Excerto para leitura »

####################

Gostava de dizer que era o vento que o levava, porque não tinha uma direção definida. Como uma espécie de folha seca ou saco plástico a rodopiar, às gargalhadas com o rodopio. Achava graça que fosse assim, era um estilo de vida como outro qualquer, ele dizia um “merry-go-round” que em inglês significa “carrossel” mas a mim, que sou português, o “merry-go-round” soava-me a “Maria-vai-com-as-outras”. Expliquei-lhe, ele riu-se, “why not?”
Alguns anos depois, não sei se ainda levará o mesmo estilo de vida why not? Era um estilo de vida fabuloso, como diz o ditado: “o que a gente leva desta vida, é a vida que a gente leva.” O que o Cedric levava daquela vida era a alegria das outras vidas que viajavam com ele. Conhecia a África Austral muito bem, um branco com a alma negra. Tinha ficado um par de meses paraplégico com o estilhaço de uma granada que se enfiara na cervical, no sul de Angola. Ele, sul-africano, fora obrigado a entrar na guerra como todos os outros jovens brancos sul-africanos do tempo do Apartheid, o inimigo a abater era o regime comunista de Luanda e o seu aliado cubano.

####################

Dados fornecidos »
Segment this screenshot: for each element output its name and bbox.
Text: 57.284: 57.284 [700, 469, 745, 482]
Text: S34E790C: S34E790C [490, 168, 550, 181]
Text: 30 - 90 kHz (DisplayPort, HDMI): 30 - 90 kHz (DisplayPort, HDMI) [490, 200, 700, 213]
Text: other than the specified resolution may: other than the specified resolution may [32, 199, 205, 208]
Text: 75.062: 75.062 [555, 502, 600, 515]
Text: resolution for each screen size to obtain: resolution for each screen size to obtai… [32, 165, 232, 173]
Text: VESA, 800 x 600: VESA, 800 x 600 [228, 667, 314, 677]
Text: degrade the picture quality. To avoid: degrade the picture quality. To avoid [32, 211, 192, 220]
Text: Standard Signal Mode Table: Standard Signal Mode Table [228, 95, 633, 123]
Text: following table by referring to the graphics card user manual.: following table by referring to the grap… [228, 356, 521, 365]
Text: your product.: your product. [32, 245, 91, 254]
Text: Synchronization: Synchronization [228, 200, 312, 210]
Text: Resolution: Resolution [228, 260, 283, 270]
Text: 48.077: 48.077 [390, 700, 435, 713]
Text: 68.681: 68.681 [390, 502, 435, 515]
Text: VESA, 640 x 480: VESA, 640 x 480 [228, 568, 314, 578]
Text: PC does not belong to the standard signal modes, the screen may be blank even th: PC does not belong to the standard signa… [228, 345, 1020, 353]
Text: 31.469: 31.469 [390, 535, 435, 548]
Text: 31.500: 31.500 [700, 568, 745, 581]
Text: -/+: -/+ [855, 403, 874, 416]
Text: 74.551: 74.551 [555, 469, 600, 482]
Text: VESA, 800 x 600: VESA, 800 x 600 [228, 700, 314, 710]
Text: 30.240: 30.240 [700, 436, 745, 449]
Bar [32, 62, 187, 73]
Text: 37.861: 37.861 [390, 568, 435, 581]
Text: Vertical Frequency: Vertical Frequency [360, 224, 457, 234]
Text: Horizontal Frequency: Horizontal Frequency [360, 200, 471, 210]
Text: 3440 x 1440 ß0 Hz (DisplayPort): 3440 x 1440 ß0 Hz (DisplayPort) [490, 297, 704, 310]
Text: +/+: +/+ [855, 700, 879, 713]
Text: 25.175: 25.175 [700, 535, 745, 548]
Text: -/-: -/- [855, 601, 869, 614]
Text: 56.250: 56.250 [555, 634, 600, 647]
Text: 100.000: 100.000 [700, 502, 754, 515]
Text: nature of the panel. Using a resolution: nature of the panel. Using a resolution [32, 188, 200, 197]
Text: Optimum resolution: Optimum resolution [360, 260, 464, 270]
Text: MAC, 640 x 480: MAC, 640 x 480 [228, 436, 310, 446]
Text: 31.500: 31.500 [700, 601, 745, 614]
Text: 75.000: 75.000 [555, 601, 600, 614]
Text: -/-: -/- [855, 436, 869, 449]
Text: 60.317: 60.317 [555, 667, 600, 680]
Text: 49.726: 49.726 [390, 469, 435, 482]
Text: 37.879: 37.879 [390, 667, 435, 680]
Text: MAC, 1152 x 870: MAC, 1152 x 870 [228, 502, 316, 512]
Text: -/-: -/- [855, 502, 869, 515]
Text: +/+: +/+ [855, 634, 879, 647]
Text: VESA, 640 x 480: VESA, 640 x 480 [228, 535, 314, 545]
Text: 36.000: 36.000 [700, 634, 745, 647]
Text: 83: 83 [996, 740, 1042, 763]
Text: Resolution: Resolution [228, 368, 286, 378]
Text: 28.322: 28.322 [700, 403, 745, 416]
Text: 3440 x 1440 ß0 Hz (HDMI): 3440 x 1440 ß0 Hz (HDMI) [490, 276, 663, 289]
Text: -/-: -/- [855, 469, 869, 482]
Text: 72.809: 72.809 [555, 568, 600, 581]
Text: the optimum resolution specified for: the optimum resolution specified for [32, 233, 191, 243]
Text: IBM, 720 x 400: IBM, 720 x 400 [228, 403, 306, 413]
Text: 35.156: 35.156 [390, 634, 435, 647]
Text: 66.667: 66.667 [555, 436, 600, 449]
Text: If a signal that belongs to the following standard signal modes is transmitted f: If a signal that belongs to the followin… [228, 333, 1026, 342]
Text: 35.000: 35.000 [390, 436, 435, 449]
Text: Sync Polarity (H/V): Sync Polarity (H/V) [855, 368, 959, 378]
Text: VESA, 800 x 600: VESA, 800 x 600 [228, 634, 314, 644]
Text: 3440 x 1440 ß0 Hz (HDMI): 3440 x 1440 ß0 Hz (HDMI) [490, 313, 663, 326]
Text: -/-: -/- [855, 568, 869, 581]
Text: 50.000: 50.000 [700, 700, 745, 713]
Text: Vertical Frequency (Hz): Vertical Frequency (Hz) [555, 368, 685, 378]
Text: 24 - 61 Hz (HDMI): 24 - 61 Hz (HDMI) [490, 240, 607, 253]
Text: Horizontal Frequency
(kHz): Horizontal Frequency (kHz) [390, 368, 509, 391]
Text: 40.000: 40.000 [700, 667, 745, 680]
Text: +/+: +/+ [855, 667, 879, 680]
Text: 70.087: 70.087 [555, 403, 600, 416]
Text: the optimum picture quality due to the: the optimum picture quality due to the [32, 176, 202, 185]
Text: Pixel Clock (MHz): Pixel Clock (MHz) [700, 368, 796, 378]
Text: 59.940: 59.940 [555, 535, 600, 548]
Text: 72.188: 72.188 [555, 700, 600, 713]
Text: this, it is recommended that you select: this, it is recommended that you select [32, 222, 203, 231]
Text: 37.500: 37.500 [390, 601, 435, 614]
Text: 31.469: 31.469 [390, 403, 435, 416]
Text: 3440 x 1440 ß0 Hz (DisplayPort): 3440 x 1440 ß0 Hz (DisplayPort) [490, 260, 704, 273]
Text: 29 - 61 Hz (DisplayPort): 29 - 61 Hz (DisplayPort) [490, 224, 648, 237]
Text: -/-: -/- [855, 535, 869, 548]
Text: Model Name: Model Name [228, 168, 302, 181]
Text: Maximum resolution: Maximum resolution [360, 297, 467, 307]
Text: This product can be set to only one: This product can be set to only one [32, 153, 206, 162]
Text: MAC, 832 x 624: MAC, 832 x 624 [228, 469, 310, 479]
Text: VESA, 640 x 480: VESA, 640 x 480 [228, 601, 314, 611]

####################

Enunciado 1 » Converta numa lista numerada os registos desde o início até à linha que contém "Text: 75.062: 75.062 [555, 502, 600, 515]", inclusive, deixando de fora as linhas em branco.
Enunciado 2 » Prossiga o relato sobre o Cedric a partir do ponto onde termina.
O relato sobre o Cedric e os registos não têm qualquer relação entre si.

Resposta 1 »
1. Segment this screenshot: for each element output its name and bbox.
2. Text: 57.284: 57.284 [700, 469, 745, 482]
3. Text: S34E790C: S34E790C [490, 168, 550, 181]
4. Text: 30 - 90 kHz (DisplayPort, HDMI): 30 - 90 kHz (DisplayPort, HDMI) [490, 200, 700, 213]
5. Text: other than the specified resolution may: other than the specified resolution may [32, 199, 205, 208]
6. Text: 75.062: 75.062 [555, 502, 600, 515]

Resposta 2 »
Cedric dizia que não tinha nada contra o regime comunista de Angola, mas, como todos os outros brancos do Apartheid, não tinha alternativa: o serviço militar era obrigatório. Veio daí o gosto pelo mato, pelo poente, pelas estrelas, pelo cheiro do relento africano. De qualquer das formas, os brancos sul-africanos crescem com horizontes abertos, caminham pelas montanhas, percorrem os desertos, surfam nas ondas mais bonitas do mundo, planam sobre os vales de fruta e vinha com as brisas mais puras da atmosfera terrestre. Os outdoors, a Natureza, a liberdade está-lhes no sangue e na cultura.
Cedric conduzia um Land Rover do qual tinha um orgulho e uma paixão quase infantil, o próprio veículo era um bocadinho carinhoso e caricato, uma relíquia tirada do imaginário dos filmes de Indiana Jones, sem qualquer conforto, reduzido ao mínimo espartano e essencial. No teto, por dentro, na chapa cor de leite-creme, estavam dezenas de mensagens e assinaturas: tudo o que restava de todos os outros passageiros que tinham viajado com o Cedric.
Era isso o que ele levava da vida: viagens partilhadas. A África Austral está pejada de hostals, backpackers, parques de bungallows, pubs situados em lugares com vistas magnificas, bares da última esperança antes de um território vazio.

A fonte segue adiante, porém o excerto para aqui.